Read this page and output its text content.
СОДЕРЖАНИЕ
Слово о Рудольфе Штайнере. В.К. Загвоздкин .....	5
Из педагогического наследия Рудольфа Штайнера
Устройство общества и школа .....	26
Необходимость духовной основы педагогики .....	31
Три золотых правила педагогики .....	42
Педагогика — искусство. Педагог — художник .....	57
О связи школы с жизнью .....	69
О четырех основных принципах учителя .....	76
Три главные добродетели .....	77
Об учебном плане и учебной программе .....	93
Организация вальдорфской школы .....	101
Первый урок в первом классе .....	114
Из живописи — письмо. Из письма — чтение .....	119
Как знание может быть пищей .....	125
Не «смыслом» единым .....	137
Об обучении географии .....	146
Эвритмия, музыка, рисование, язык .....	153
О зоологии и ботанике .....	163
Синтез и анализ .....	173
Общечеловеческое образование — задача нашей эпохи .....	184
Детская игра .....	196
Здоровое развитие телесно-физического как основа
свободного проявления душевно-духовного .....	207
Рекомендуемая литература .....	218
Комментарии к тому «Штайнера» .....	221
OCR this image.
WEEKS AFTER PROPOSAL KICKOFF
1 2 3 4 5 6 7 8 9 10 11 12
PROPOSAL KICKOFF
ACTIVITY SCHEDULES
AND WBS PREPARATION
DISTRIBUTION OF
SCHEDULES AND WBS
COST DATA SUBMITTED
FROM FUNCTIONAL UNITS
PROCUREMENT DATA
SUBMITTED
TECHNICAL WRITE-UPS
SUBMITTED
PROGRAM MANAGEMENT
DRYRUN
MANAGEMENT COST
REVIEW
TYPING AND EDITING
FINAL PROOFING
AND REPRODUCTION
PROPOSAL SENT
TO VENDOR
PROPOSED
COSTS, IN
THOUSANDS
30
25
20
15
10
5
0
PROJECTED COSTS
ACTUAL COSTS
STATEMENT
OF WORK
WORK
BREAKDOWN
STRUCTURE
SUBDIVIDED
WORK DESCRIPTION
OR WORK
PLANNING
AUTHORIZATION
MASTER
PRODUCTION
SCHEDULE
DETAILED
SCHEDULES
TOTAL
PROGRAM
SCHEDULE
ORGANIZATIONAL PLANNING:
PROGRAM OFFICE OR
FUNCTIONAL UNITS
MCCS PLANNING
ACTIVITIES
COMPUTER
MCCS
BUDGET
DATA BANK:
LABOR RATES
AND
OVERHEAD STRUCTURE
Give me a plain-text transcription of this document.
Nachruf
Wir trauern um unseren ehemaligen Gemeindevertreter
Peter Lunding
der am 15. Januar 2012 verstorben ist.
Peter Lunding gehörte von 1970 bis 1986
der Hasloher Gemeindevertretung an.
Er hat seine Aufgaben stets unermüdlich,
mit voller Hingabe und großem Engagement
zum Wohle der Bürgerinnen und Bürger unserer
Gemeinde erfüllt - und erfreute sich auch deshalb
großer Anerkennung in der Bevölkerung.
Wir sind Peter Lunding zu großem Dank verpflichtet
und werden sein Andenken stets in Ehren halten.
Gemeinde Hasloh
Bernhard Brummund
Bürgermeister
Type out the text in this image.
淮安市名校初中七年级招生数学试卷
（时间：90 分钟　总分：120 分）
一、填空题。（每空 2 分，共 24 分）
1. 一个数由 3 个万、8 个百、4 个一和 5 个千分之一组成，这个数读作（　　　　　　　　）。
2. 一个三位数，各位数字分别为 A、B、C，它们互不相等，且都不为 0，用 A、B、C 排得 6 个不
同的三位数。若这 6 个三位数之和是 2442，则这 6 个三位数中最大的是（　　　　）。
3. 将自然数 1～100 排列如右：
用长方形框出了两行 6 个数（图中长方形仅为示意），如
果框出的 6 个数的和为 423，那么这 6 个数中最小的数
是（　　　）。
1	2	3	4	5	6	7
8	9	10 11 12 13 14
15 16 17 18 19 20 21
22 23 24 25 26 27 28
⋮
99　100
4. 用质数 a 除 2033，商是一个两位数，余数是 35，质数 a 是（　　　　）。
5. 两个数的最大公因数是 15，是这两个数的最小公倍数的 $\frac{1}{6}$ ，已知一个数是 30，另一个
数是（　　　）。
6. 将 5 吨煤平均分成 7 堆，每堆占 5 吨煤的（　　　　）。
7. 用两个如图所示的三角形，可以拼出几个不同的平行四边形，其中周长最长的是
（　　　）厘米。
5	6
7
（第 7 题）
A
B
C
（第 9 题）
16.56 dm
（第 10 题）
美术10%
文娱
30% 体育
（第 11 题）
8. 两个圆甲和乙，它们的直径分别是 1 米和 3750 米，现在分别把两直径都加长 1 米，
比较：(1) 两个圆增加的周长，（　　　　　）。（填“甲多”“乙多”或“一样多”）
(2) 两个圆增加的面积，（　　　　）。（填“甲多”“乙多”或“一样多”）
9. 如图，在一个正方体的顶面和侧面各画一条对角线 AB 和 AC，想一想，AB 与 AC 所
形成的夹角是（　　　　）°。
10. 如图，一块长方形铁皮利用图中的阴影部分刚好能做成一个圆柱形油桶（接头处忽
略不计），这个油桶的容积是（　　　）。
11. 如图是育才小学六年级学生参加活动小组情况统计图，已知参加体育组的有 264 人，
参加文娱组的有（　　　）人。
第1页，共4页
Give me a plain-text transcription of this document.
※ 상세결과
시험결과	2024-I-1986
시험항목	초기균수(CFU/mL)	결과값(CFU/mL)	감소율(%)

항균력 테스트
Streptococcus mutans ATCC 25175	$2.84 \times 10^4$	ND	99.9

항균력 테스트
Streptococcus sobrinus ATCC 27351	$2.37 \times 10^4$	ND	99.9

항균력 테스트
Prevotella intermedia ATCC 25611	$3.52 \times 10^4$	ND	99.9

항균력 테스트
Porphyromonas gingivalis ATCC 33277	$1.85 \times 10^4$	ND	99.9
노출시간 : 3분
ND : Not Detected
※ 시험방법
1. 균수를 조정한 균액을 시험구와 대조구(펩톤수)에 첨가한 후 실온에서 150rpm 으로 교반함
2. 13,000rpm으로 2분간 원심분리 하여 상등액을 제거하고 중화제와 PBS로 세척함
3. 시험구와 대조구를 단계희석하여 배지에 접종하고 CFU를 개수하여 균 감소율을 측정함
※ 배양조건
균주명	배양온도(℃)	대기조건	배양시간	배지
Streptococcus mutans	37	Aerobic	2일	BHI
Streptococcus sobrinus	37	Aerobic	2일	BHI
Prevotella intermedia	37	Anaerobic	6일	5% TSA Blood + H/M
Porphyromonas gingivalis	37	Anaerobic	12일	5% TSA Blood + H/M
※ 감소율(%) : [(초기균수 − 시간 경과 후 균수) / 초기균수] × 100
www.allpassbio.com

───

*Exercise prompt*
Take every line that includes the string "this" and copy it.

*Result*
Read this page and output its text content.
OCR this image.
Give me a plain-text transcription of this document.
Type out the text in this image.
Give me a plain-text transcription of this document.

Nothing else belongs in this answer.